### What needs to be done
Pick out the lines in the listing below that contain the word "this" and copy them.
Start of Record extracts
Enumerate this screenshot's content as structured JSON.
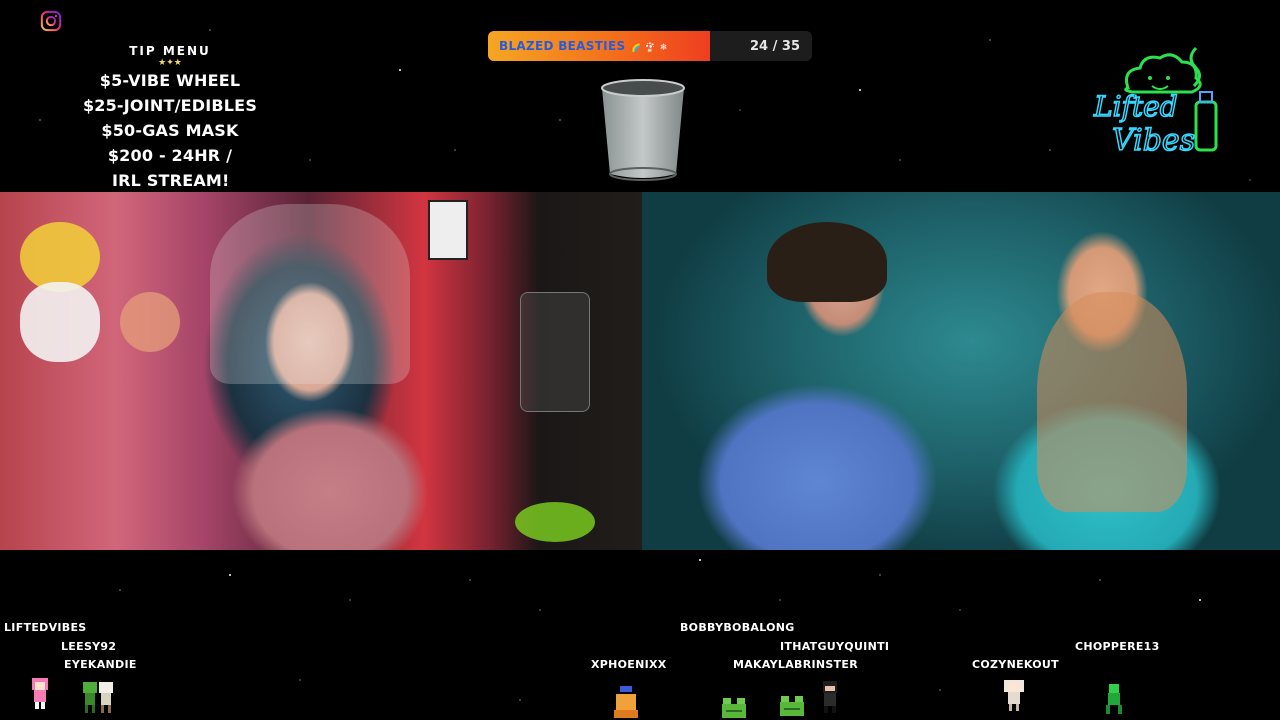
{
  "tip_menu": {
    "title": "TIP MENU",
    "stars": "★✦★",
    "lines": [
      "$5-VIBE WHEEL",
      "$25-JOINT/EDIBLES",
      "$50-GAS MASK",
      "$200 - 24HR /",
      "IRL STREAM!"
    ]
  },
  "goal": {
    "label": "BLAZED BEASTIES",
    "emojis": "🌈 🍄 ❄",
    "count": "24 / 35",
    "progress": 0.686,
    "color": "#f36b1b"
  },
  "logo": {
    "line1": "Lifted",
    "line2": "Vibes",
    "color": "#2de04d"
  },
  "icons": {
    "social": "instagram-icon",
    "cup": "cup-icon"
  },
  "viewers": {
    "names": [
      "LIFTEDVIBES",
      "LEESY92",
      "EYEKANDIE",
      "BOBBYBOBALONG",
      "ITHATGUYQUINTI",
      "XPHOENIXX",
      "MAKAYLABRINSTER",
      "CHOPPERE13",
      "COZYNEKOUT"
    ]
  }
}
End of Record extracts
Start of Record extracts
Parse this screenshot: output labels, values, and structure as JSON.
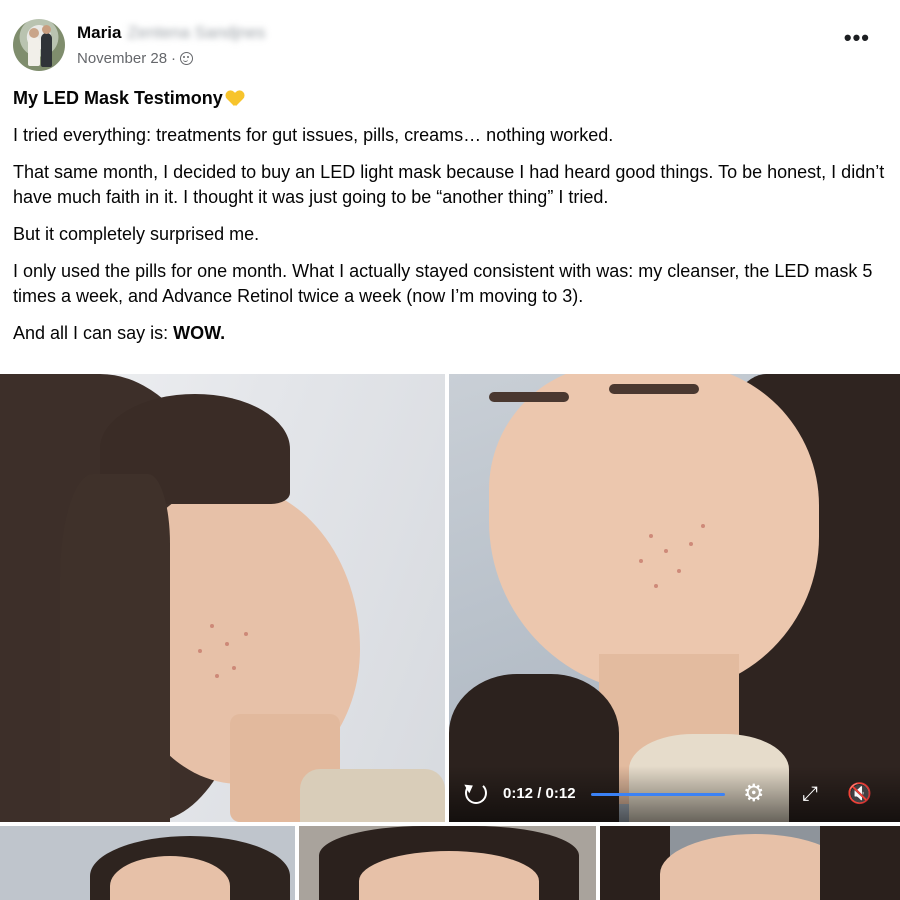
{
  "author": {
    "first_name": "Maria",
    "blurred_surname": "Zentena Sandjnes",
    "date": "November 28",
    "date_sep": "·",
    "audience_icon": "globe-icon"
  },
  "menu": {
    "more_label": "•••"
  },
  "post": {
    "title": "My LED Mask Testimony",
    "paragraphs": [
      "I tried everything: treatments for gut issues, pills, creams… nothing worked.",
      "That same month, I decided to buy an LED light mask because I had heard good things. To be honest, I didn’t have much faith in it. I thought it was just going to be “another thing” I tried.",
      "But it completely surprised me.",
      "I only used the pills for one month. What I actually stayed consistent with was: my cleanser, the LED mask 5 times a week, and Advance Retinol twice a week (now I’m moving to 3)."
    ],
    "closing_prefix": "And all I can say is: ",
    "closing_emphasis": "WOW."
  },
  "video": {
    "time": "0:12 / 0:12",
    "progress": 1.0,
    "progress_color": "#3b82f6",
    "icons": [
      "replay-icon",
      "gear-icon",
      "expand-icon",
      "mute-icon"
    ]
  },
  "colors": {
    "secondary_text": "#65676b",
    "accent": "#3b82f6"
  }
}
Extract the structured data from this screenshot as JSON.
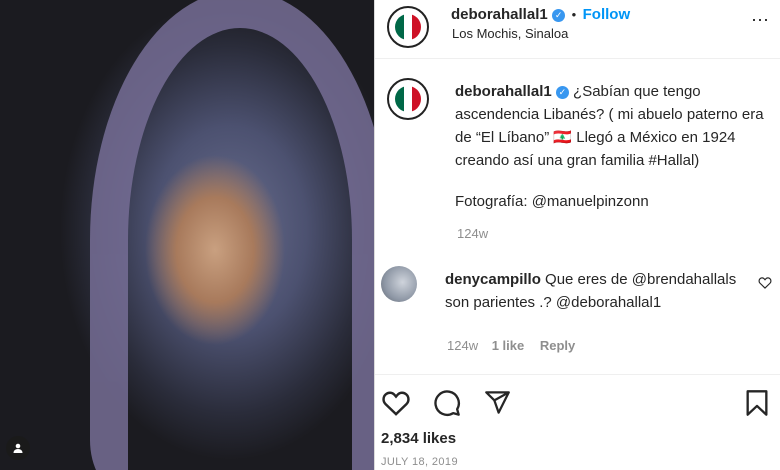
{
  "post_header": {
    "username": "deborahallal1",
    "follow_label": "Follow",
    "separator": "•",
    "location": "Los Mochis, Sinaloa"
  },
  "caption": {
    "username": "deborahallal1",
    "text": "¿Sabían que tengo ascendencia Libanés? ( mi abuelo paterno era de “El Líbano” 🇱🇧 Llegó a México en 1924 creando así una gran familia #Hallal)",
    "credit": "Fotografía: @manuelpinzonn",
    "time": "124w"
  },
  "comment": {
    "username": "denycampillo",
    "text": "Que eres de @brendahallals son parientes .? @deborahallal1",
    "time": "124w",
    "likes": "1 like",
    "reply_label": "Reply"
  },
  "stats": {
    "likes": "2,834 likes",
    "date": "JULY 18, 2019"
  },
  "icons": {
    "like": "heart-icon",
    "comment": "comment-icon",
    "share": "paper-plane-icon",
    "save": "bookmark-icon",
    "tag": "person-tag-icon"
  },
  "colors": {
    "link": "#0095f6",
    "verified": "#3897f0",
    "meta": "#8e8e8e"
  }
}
End of Record extracts
### Task result
Enumerate this screenshot's content as structured JSON.
Parse this screenshot: output labels, values, and structure as JSON.
Extract the structured data from this screenshot as JSON.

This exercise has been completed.